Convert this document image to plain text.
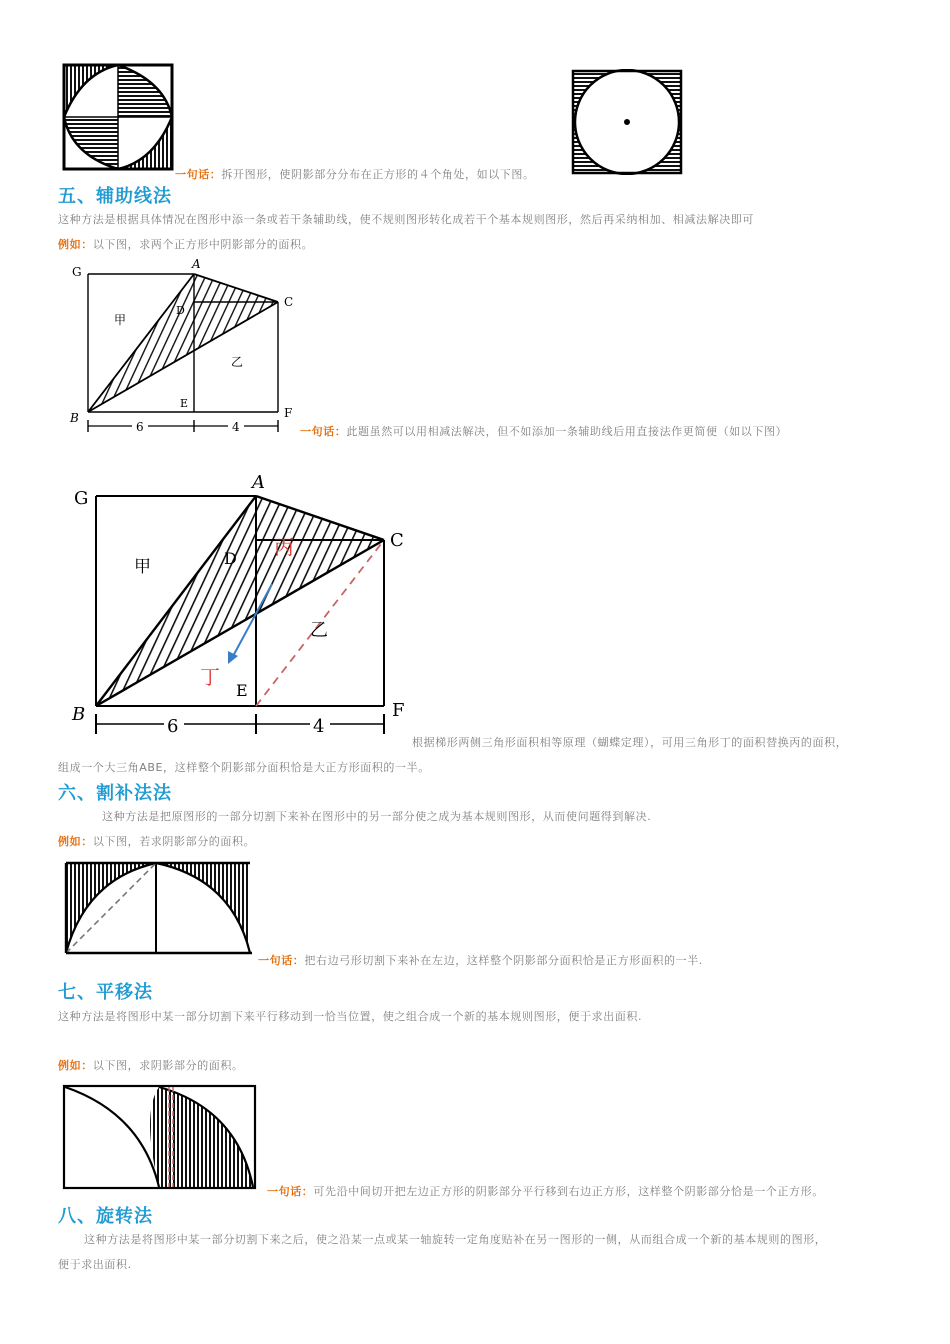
一句话：拆开图形，使阴影部分分布在正方形的４个角处，如以下图。
五、辅助线法
这种方法是根据具体情况在图形中添一条或若干条辅助线，使不规则图形转化成若干个基本规则图形，然后再采纳相加、相减法解决即可
例如：以下图，求两个正方形中阴影部分的面积。
G
A
C
D
甲
乙
B
E
F
6	4	一句话：此题虽然可以用相减法解决，但不如添加一条辅助线后用直接法作更简便（如以下图）
G
A
C
D
甲
乙
丙
丁
B
E
F
6	4
根据梯形两侧三角形面积相等原理（蝴蝶定理），可用三角形丁的面积替换丙的面积，
组成一个大三角ABE，这样整个阴影部分面积恰是大正方形面积的一半。
六、割补法法
这种方法是把原图形的一部分切割下来补在图形中的另一部分使之成为基本规则图形，从而使问题得到解决.
例如：以下图，若求阴影部分的面积。
一句话：把右边弓形切割下来补在左边，这样整个阴影部分面积恰是正方形面积的一半.
七、平移法
这种方法是将图形中某一部分切割下来平行移动到一恰当位置，使之组合成一个新的基本规则图形，便于求出面积.
例如：以下图，求阴影部分的面积。
一句话：可先沿中间切开把左边正方形的阴影部分平行移到右边正方形，这样整个阴影部分恰是一个正方形。
八、旋转法
这种方法是将图形中某一部分切割下来之后，使之沿某一点或某一轴旋转一定角度贴补在另一图形的一侧，从而组合成一个新的基本规则的图形，
便于求出面积.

■ ■ ■ ■

OBJECTIVE
Gather each line of the records holding the string "便于求出面积".

RIGHT ANSWER
这种方法是将图形中某一部分切割下来平行移动到一恰当位置，使之组合成一个新的基本规则图形，便于求出面积.
便于求出面积.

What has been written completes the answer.